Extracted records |
+--

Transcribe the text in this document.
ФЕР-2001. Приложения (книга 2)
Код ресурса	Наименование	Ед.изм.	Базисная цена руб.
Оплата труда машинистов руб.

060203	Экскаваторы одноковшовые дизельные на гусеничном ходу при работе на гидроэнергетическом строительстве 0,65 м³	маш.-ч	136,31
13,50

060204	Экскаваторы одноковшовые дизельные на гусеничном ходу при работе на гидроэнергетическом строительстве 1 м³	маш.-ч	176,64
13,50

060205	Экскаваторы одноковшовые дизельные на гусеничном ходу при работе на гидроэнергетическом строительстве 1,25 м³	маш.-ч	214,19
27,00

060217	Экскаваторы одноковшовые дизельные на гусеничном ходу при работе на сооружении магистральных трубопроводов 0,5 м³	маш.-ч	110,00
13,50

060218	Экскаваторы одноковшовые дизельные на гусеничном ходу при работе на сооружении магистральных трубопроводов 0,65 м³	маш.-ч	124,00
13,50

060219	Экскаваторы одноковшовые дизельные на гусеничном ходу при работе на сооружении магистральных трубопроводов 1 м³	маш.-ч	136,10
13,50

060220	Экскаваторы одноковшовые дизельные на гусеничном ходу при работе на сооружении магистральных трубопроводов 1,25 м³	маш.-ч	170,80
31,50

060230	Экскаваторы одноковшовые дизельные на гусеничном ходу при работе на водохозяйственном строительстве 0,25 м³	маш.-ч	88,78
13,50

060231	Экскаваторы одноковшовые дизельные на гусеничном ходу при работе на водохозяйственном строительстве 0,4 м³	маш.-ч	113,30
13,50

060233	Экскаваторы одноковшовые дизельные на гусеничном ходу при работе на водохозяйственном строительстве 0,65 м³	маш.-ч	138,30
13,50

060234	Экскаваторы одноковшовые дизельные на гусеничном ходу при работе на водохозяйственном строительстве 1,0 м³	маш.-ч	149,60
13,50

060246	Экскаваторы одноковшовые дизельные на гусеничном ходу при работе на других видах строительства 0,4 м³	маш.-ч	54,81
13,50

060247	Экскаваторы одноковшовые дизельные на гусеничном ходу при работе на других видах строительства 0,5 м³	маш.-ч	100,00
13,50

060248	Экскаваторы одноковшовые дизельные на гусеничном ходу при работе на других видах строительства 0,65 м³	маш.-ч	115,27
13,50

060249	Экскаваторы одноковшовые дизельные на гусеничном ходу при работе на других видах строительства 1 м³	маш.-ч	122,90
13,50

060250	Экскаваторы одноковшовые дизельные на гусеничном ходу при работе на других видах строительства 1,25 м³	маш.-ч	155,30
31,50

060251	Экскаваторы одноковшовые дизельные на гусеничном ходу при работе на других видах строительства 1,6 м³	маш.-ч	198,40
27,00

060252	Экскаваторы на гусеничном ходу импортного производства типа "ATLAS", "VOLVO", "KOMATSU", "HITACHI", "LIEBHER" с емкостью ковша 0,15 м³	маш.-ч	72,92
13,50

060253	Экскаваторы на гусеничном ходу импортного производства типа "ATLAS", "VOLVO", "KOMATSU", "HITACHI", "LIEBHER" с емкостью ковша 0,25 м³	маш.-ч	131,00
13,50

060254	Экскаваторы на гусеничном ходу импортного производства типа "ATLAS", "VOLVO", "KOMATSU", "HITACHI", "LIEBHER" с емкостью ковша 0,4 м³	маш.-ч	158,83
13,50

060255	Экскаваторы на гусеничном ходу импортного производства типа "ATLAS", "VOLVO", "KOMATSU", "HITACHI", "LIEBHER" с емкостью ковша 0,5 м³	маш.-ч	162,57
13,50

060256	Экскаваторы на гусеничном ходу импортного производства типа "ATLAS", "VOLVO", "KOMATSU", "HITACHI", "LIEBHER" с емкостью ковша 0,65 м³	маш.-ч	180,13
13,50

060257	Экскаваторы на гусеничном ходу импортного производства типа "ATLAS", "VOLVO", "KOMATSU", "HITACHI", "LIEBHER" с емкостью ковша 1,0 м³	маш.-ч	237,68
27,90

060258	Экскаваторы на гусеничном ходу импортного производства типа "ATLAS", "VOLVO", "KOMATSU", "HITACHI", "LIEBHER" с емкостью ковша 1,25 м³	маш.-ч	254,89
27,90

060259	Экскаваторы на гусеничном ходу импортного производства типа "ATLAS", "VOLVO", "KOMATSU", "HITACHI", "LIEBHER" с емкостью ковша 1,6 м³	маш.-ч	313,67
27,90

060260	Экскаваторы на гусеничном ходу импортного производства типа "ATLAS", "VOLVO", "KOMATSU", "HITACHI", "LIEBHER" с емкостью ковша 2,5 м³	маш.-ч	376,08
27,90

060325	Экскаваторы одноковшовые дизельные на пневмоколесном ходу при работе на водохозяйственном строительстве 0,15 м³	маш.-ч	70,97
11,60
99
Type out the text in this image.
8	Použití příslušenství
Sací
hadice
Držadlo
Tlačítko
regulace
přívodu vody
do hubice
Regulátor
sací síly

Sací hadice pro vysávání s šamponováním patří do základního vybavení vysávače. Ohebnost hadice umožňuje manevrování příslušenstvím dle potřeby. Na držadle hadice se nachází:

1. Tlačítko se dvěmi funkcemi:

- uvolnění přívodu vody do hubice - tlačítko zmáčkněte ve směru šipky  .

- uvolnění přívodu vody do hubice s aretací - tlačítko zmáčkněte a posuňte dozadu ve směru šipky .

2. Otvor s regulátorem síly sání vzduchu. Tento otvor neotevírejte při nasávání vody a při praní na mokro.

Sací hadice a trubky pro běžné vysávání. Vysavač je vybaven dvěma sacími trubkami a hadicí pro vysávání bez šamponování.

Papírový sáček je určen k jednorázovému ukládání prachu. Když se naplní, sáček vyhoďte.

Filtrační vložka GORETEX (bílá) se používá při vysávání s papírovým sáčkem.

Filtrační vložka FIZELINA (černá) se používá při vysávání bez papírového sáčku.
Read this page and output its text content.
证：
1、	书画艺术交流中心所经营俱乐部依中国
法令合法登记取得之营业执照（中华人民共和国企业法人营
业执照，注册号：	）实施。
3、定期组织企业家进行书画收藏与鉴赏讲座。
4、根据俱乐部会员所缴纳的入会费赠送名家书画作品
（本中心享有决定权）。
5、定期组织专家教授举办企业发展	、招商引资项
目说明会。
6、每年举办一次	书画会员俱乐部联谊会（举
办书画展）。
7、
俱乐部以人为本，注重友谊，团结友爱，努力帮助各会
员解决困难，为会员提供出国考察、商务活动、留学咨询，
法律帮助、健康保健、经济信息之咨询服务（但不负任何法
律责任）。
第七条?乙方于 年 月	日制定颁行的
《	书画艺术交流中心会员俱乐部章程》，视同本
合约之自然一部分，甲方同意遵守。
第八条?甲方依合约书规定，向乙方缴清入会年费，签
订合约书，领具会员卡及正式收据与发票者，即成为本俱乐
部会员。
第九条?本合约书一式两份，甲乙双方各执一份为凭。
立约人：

+--

Given task | Check each line of the records above for "hadice", and copy those that have it.

Task response |
hadice
Sací hadice pro vysávání s šamponováním patří do základního vybavení vysávače. Ohebnost hadice umožňuje manevrování příslušenstvím dle potřeby. Na držadle hadice se nachází:
Sací hadice a trubky pro běžné vysávání. Vysavač je vybaven dvěma sacími trubkami a hadicí pro vysávání bez šamponování.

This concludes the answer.